_Exercise description_.
Each entry that follows must be output without any deviation.

===== Dataset rows

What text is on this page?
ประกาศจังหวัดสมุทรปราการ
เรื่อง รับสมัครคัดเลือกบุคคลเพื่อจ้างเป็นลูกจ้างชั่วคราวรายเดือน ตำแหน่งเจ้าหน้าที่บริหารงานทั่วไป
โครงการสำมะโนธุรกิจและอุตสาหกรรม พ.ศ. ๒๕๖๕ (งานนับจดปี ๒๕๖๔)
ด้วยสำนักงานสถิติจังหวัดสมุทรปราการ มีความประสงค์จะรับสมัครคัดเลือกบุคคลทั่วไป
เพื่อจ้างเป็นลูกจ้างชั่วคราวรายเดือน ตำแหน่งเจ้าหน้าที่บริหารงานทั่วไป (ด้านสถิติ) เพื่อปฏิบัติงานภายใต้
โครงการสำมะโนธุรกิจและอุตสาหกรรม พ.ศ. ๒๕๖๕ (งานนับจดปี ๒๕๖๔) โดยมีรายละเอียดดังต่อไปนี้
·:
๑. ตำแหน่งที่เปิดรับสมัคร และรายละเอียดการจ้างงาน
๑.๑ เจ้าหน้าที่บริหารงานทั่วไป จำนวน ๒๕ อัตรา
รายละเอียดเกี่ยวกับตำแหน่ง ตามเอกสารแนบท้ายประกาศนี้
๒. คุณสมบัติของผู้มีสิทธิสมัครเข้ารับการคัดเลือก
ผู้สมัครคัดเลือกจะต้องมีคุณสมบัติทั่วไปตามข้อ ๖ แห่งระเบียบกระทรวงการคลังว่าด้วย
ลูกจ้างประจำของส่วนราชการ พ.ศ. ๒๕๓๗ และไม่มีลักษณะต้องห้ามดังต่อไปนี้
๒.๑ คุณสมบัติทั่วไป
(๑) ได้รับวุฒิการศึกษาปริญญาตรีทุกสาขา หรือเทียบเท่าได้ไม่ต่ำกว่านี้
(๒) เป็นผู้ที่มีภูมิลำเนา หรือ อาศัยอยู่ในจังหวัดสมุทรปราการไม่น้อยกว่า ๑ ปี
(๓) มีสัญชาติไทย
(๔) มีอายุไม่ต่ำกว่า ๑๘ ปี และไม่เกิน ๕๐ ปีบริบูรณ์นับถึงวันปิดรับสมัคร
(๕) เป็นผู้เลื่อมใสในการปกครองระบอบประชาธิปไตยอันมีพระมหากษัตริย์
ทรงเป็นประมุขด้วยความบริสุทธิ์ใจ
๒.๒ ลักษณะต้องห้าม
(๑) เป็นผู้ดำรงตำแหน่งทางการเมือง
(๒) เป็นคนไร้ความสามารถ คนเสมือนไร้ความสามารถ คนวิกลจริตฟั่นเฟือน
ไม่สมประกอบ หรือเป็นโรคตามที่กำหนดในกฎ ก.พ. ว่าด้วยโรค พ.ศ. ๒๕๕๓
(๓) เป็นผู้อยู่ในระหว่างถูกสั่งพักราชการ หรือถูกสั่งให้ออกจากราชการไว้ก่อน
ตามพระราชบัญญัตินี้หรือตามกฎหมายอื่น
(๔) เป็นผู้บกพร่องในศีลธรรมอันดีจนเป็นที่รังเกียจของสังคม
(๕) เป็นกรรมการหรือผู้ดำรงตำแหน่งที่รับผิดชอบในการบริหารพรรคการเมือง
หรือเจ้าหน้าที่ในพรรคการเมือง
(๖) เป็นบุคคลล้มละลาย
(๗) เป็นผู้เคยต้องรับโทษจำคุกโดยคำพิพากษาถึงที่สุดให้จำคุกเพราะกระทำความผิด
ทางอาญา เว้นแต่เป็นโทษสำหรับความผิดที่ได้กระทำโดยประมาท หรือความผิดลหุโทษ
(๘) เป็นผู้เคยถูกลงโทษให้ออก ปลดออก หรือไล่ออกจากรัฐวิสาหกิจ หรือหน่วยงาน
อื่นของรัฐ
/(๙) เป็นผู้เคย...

==========

_Correct output_.
What text is on this page?
ประกาศจังหวัดสมุทรปราการ
เรื่อง รับสมัครคัดเลือกบุคคลเพื่อจ้างเป็นลูกจ้างชั่วคราวรายเดือน ตำแหน่งเจ้าหน้าที่บริหารงานทั่วไป
โครงการสำมะโนธุรกิจและอุตสาหกรรม พ.ศ. ๒๕๖๕ (งานนับจดปี ๒๕๖๔)
ด้วยสำนักงานสถิติจังหวัดสมุทรปราการ มีความประสงค์จะรับสมัครคัดเลือกบุคคลทั่วไป
เพื่อจ้างเป็นลูกจ้างชั่วคราวรายเดือน ตำแหน่งเจ้าหน้าที่บริหารงานทั่วไป (ด้านสถิติ) เพื่อปฏิบัติงานภายใต้
โครงการสำมะโนธุรกิจและอุตสาหกรรม พ.ศ. ๒๕๖๕ (งานนับจดปี ๒๕๖๔) โดยมีรายละเอียดดังต่อไปนี้
·:
๑. ตำแหน่งที่เปิดรับสมัคร และรายละเอียดการจ้างงาน
๑.๑ เจ้าหน้าที่บริหารงานทั่วไป จำนวน ๒๕ อัตรา
รายละเอียดเกี่ยวกับตำแหน่ง ตามเอกสารแนบท้ายประกาศนี้
๒. คุณสมบัติของผู้มีสิทธิสมัครเข้ารับการคัดเลือก
ผู้สมัครคัดเลือกจะต้องมีคุณสมบัติทั่วไปตามข้อ ๖ แห่งระเบียบกระทรวงการคลังว่าด้วย
ลูกจ้างประจำของส่วนราชการ พ.ศ. ๒๕๓๗ และไม่มีลักษณะต้องห้ามดังต่อไปนี้
๒.๑ คุณสมบัติทั่วไป
(๑) ได้รับวุฒิการศึกษาปริญญาตรีทุกสาขา หรือเทียบเท่าได้ไม่ต่ำกว่านี้
(๒) เป็นผู้ที่มีภูมิลำเนา หรือ อาศัยอยู่ในจังหวัดสมุทรปราการไม่น้อยกว่า ๑ ปี
(๓) มีสัญชาติไทย
(๔) มีอายุไม่ต่ำกว่า ๑๘ ปี และไม่เกิน ๕๐ ปีบริบูรณ์นับถึงวันปิดรับสมัคร
(๕) เป็นผู้เลื่อมใสในการปกครองระบอบประชาธิปไตยอันมีพระมหากษัตริย์
ทรงเป็นประมุขด้วยความบริสุทธิ์ใจ
๒.๒ ลักษณะต้องห้าม
(๑) เป็นผู้ดำรงตำแหน่งทางการเมือง
(๒) เป็นคนไร้ความสามารถ คนเสมือนไร้ความสามารถ คนวิกลจริตฟั่นเฟือน
ไม่สมประกอบ หรือเป็นโรคตามที่กำหนดในกฎ ก.พ. ว่าด้วยโรค พ.ศ. ๒๕๕๓
(๓) เป็นผู้อยู่ในระหว่างถูกสั่งพักราชการ หรือถูกสั่งให้ออกจากราชการไว้ก่อน
ตามพระราชบัญญัตินี้หรือตามกฎหมายอื่น
(๔) เป็นผู้บกพร่องในศีลธรรมอันดีจนเป็นที่รังเกียจของสังคม
(๕) เป็นกรรมการหรือผู้ดำรงตำแหน่งที่รับผิดชอบในการบริหารพรรคการเมือง
หรือเจ้าหน้าที่ในพรรคการเมือง
(๖) เป็นบุคคลล้มละลาย
(๗) เป็นผู้เคยต้องรับโทษจำคุกโดยคำพิพากษาถึงที่สุดให้จำคุกเพราะกระทำความผิด
ทางอาญา เว้นแต่เป็นโทษสำหรับความผิดที่ได้กระทำโดยประมาท หรือความผิดลหุโทษ
(๘) เป็นผู้เคยถูกลงโทษให้ออก ปลดออก หรือไล่ออกจากรัฐวิสาหกิจ หรือหน่วยงาน
อื่นของรัฐ
/(๙) เป็นผู้เคย...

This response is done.